**WHAT TO WORK ON**
Within the listing below, locate all lines containing the word "包辅助施工材料". Copy each one.

Raw records:
+--
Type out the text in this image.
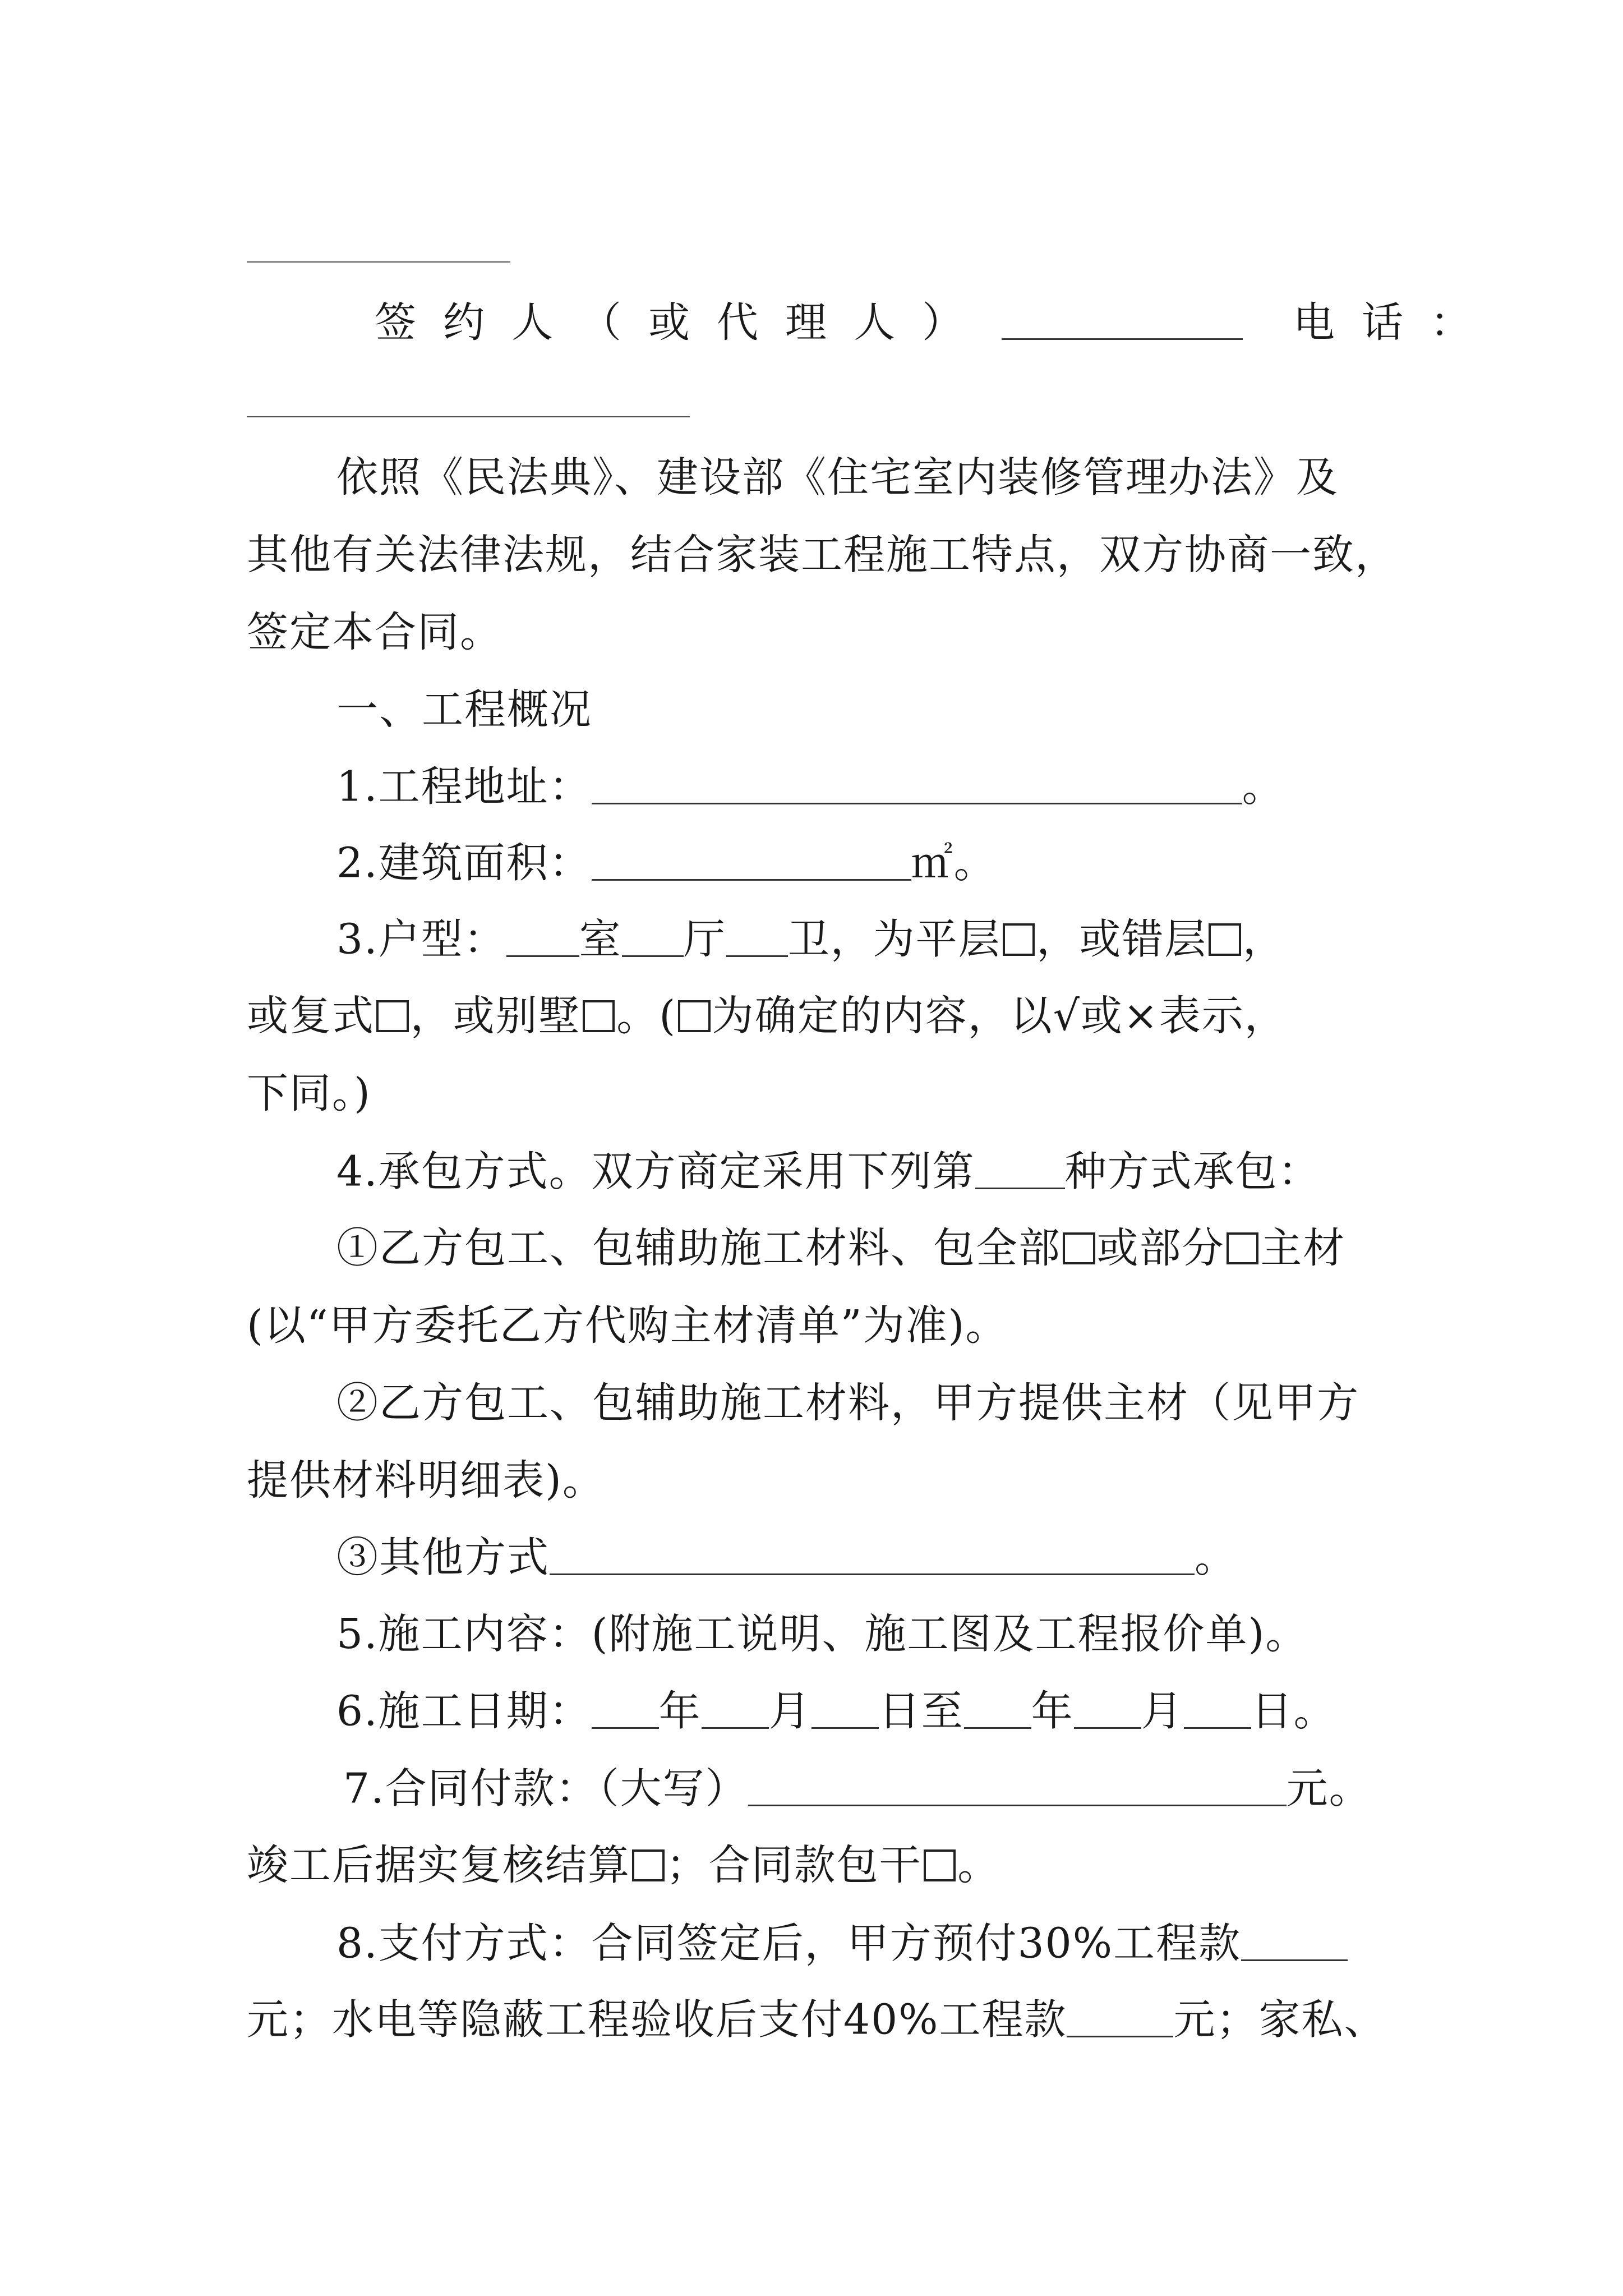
签约人（或代理人）	电话：
依照《民法典》、建设部《住宅室内装修管理办法》及
其他有关法律法规，结合家装工程施工特点，双方协商一致，
签定本合同。
一、工程概况
1.工程地址：	。
2.建筑面积：	㎡。
3.户型： 室 厅 卫，为平层 ，或错层 ，
或复式 ，或别墅 。( 为确定的内容，以√或×表示，
下同。)
4.承包方式。双方商定采用下列第 种方式承包：
①乙方包工、包辅助施工材料、包全部 或部分 主材
(以“甲方委托乙方代购主材清单”为准)。
②乙方包工、包辅助施工材料，甲方提供主材（见甲方
提供材料明细表)。
③其他方式	。
5.施工内容：(附施工说明、施工图及工程报价单)。
6.施工日期： 年 月 日至 年 月 日。
7.合同付款：（大写）	元。
竣工后据实复核结算 ；合同款包干 。
8.支付方式：合同签定后，甲方预付30%工程款
元；水电等隐蔽工程验收后支付40%工程款	元；家私、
+--
**COMPLETE OUTPUT**
①乙方包工、包辅助施工材料、包全部 或部分 主材
②乙方包工、包辅助施工材料，甲方提供主材（见甲方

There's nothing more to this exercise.